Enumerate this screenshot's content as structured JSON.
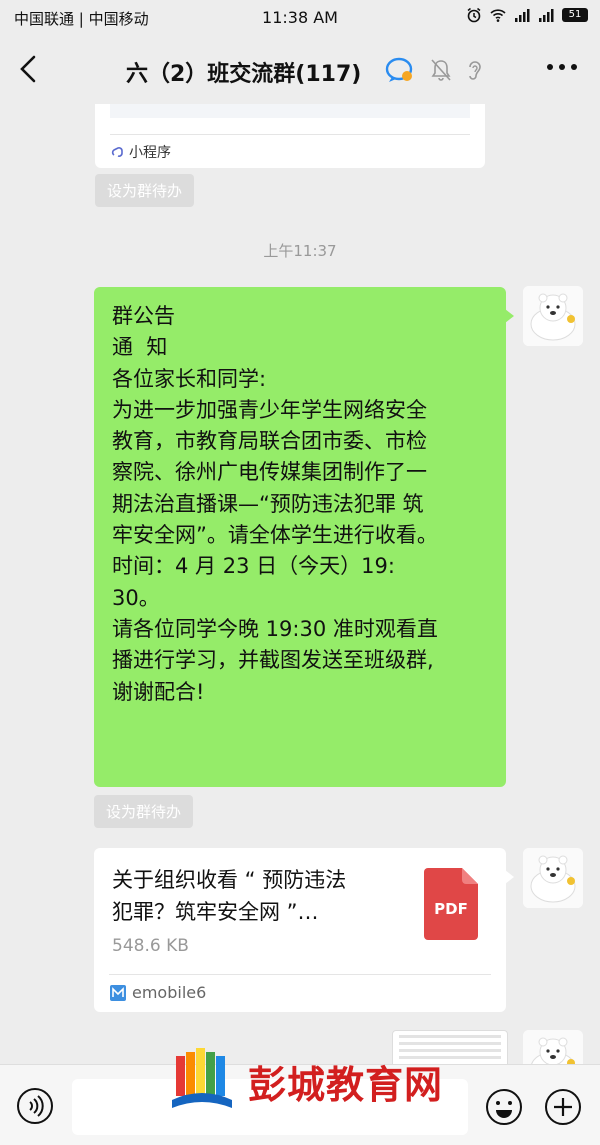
{
  "status_bar": {
    "carrier": "中国联通 | 中国移动",
    "time": "11:38 AM",
    "battery": "51"
  },
  "header": {
    "title": "六（2）班交流群(117)"
  },
  "messages": {
    "card_top": {
      "source": "小程序",
      "todo": "设为群待办"
    },
    "timestamp": "上午11:37",
    "notice": {
      "lines": [
        "群公告",
        "通  知",
        "各位家长和同学:",
        "为进一步加强青少年学生网络安全",
        "教育，市教育局联合团市委、市检",
        "察院、徐州广电传媒集团制作了一",
        "期法治直播课—“预防违法犯罪 筑",
        "牢安全网”。请全体学生进行收看。",
        "时间：4 月 23 日（今天）19:",
        "30。",
        "请各位同学今晚 19:30 准时观看直",
        "播进行学习，并截图发送至班级群,",
        "谢谢配合!"
      ],
      "todo": "设为群待办"
    },
    "file": {
      "title_line1": "关于组织收看 “ 预防违法",
      "title_line2": "犯罪？筑牢安全网 ”…",
      "size": "548.6 KB",
      "pdf_label": "PDF",
      "app": "emobile6"
    }
  },
  "watermark": {
    "text": "彭城教育网"
  },
  "colors": {
    "bubble_green": "#95ec69",
    "pdf_red": "#e04747",
    "background": "#ededed"
  }
}
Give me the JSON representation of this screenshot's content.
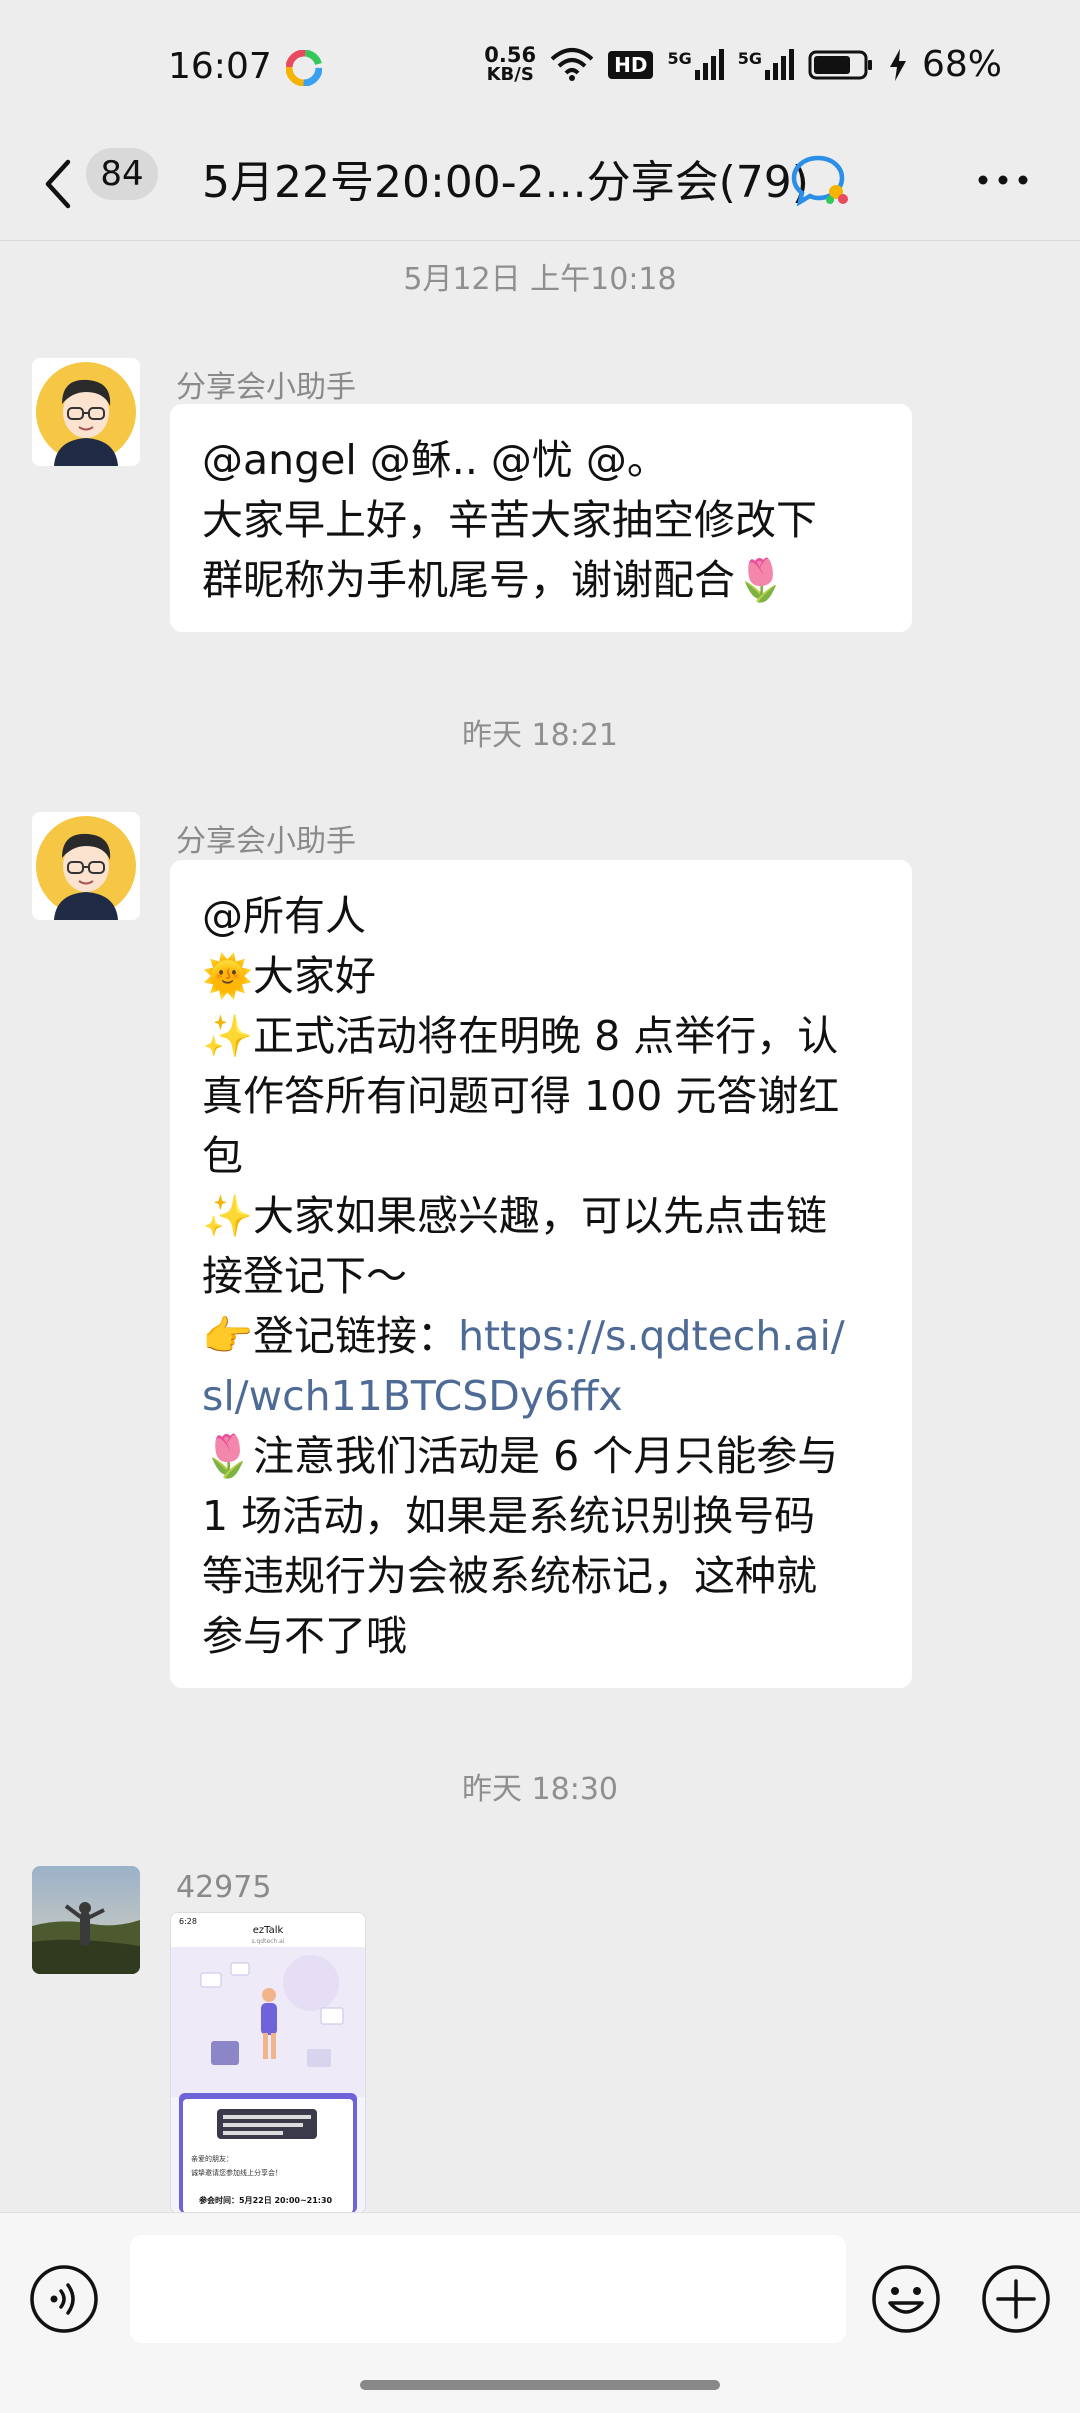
{
  "status_bar": {
    "time": "16:07",
    "net_speed_value": "0.56",
    "net_speed_unit": "KB/S",
    "hd_label": "HD",
    "sim1_label": "5G",
    "sim2_label": "5G",
    "battery_pct": "68%",
    "icons": [
      "app-notification-icon",
      "wifi-icon",
      "hd-icon",
      "signal-icon",
      "signal-icon",
      "battery-icon",
      "charging-icon"
    ]
  },
  "header": {
    "unread_count": "84",
    "title": "5月22号20:00-2...分享会(79)",
    "icons": [
      "back-icon",
      "group-chat-icon",
      "more-icon"
    ]
  },
  "messages": [
    {
      "timestamp": "5月12日 上午10:18",
      "sender": "分享会小助手",
      "lines": [
        "@angel @稣.. @忧 @。",
        "大家早上好，辛苦大家抽空修改下",
        "群昵称为手机尾号，谢谢配合🌷"
      ]
    },
    {
      "timestamp": "昨天 18:21",
      "sender": "分享会小助手",
      "lines": [
        "@所有人",
        "🌞大家好",
        "✨正式活动将在明晚 8 点举行，认",
        "真作答所有问题可得 100 元答谢红",
        "包",
        "✨大家如果感兴趣，可以先点击链",
        "接登记下～"
      ],
      "link_prefix": "👉登记链接：",
      "link_line1": "https://s.qdtech.ai/",
      "link_line2": "sl/wch11BTCSDy6ffx",
      "tail_lines": [
        "🌷注意我们活动是 6 个月只能参与",
        "1 场活动，如果是系统识别换号码",
        "等违规行为会被系统标记，这种就",
        "参与不了哦"
      ]
    },
    {
      "timestamp": "昨天 18:30",
      "sender": "42975",
      "image": {
        "app_name": "ezTalk",
        "app_sub": "s.qdtech.ai",
        "time": "6:28",
        "text_a": "亲爱的朋友：",
        "text_b": "诚挚邀请您参加线上分享会！",
        "text_c": "参会时间：5月22日 20:00~21:30"
      }
    }
  ],
  "input_bar": {
    "placeholder": "",
    "icons": [
      "voice-icon",
      "emoji-icon",
      "plus-icon"
    ]
  }
}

#####

Reproduce verbatim, and only, the lines starting at the one that contains "Give me the" and ending with the final line of the records; leave out the pictures.

Give me the JSON representation of this screenshot's content.
{
  "status_bar": {
    "time": "16:07",
    "net_speed_value": "0.56",
    "net_speed_unit": "KB/S",
    "hd_label": "HD",
    "sim1_label": "5G",
    "sim2_label": "5G",
    "battery_pct": "68%",
    "icons": [
      "app-notification-icon",
      "wifi-icon",
      "hd-icon",
      "signal-icon",
      "signal-icon",
      "battery-icon",
      "charging-icon"
    ]
  },
  "header": {
    "unread_count": "84",
    "title": "5月22号20:00-2...分享会(79)",
    "icons": [
      "back-icon",
      "group-chat-icon",
      "more-icon"
    ]
  },
  "messages": [
    {
      "timestamp": "5月12日 上午10:18",
      "sender": "分享会小助手",
      "lines": [
        "@angel @稣.. @忧 @。",
        "大家早上好，辛苦大家抽空修改下",
        "群昵称为手机尾号，谢谢配合🌷"
      ]
    },
    {
      "timestamp": "昨天 18:21",
      "sender": "分享会小助手",
      "lines": [
        "@所有人",
        "🌞大家好",
        "✨正式活动将在明晚 8 点举行，认",
        "真作答所有问题可得 100 元答谢红",
        "包",
        "✨大家如果感兴趣，可以先点击链",
        "接登记下～"
      ],
      "link_prefix": "👉登记链接：",
      "link_line1": "https://s.qdtech.ai/",
      "link_line2": "sl/wch11BTCSDy6ffx",
      "tail_lines": [
        "🌷注意我们活动是 6 个月只能参与",
        "1 场活动，如果是系统识别换号码",
        "等违规行为会被系统标记，这种就",
        "参与不了哦"
      ]
    },
    {
      "timestamp": "昨天 18:30",
      "sender": "42975",
      "image": {
        "app_name": "ezTalk",
        "app_sub": "s.qdtech.ai",
        "time": "6:28",
        "text_a": "亲爱的朋友：",
        "text_b": "诚挚邀请您参加线上分享会！",
        "text_c": "参会时间：5月22日 20:00~21:30"
      }
    }
  ],
  "input_bar": {
    "placeholder": "",
    "icons": [
      "voice-icon",
      "emoji-icon",
      "plus-icon"
    ]
  }
}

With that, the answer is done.